YOUR TASK:
List all the lines in these records that hold "Exams".
Start of DATASET ROWS
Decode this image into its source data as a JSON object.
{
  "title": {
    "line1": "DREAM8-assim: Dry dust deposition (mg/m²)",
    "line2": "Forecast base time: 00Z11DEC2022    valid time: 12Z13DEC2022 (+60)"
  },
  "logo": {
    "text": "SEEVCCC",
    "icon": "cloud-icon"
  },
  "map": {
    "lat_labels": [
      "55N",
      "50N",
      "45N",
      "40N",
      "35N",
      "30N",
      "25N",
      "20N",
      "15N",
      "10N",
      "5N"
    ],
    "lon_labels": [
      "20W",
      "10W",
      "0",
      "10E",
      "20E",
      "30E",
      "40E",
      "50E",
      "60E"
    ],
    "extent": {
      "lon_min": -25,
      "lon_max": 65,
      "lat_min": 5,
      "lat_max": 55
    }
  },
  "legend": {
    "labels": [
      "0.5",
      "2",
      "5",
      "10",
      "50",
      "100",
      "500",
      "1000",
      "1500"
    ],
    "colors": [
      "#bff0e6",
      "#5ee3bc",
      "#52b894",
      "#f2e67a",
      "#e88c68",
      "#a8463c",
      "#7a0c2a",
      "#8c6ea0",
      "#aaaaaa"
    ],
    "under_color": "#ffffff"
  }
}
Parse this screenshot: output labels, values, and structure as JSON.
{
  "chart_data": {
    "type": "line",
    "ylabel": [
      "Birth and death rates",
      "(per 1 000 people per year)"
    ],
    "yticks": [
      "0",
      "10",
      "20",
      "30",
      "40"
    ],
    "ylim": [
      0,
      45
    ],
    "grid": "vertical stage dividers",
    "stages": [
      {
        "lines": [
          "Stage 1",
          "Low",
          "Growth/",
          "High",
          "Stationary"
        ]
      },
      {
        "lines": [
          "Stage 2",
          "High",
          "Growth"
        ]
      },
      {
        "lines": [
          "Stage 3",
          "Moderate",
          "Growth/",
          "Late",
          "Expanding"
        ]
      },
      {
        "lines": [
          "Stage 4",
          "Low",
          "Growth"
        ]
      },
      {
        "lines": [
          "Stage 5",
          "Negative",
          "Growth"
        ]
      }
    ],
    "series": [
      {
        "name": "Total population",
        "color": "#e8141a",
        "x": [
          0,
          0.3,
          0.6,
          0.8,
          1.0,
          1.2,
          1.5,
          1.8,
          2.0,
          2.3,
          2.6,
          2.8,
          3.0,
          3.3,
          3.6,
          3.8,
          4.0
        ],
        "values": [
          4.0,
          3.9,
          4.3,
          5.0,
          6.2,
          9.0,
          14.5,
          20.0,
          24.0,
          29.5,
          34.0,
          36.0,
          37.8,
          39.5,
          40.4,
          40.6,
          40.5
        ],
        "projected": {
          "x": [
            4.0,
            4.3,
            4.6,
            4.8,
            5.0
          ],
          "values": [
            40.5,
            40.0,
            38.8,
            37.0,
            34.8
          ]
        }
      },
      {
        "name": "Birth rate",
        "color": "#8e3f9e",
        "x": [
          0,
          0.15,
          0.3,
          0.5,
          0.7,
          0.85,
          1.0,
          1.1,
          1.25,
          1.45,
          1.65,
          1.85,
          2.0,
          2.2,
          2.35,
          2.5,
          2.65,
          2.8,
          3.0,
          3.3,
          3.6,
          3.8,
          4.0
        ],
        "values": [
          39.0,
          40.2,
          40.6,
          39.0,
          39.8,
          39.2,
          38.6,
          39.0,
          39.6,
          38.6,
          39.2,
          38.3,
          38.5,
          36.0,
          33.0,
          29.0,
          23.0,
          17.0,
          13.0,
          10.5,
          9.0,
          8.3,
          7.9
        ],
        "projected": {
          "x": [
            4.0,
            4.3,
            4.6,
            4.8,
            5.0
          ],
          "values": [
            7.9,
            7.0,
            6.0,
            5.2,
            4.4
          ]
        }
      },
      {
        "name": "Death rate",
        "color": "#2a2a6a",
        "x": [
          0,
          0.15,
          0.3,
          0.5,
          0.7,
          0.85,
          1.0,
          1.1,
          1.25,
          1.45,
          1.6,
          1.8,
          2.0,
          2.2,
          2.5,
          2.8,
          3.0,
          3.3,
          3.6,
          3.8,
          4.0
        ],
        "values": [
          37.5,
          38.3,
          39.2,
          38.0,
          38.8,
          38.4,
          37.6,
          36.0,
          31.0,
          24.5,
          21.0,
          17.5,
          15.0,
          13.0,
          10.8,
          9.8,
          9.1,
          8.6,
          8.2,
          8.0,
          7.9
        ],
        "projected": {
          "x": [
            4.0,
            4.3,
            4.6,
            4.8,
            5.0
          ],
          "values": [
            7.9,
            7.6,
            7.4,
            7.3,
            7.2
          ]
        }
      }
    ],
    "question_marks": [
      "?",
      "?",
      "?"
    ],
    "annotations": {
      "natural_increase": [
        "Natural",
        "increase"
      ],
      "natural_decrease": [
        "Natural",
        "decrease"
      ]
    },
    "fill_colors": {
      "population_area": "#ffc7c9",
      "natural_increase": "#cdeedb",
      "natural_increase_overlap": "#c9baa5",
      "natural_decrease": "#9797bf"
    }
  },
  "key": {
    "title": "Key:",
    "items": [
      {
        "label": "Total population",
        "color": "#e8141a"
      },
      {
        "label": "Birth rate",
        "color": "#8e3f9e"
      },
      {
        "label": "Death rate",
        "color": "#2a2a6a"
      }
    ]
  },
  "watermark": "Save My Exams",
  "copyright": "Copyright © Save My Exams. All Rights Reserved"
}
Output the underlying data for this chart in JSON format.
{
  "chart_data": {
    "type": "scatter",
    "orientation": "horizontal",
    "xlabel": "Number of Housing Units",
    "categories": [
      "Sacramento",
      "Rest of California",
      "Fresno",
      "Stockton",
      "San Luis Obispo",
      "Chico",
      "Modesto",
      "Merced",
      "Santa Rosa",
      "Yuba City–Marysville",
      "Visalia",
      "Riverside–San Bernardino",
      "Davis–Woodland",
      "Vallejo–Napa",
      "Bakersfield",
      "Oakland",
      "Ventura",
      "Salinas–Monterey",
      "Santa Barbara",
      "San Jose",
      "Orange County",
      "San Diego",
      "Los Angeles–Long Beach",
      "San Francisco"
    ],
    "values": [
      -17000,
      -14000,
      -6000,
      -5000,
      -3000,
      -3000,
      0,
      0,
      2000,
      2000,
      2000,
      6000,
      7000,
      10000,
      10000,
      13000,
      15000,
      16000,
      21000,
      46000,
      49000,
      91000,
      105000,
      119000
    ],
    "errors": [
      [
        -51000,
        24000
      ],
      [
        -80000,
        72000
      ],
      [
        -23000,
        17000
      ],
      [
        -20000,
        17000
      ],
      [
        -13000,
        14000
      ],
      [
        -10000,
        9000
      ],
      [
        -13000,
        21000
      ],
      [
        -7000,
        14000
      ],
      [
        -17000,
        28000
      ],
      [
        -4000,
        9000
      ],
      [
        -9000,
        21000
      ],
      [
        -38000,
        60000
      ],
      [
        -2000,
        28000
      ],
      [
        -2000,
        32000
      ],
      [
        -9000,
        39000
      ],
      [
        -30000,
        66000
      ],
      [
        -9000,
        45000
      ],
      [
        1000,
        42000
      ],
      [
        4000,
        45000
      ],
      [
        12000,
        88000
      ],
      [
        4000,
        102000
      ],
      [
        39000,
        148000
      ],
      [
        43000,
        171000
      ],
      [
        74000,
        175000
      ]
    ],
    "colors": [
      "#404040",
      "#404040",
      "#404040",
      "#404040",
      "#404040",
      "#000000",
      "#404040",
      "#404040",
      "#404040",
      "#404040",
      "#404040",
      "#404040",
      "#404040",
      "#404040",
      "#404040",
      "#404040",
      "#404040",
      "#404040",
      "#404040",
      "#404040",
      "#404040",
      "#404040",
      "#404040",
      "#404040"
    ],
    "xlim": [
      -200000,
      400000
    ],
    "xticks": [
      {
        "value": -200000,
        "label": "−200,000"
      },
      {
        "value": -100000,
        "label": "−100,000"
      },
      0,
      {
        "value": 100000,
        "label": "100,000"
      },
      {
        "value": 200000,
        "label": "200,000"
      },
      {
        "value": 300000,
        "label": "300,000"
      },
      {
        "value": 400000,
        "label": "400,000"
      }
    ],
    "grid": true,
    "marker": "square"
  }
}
End of DATASET ROWS
EXERCISE RESPONSE:
  "watermark": "Save My Exams",
  "copyright": "Copyright © Save My Exams. All Rights Reserved"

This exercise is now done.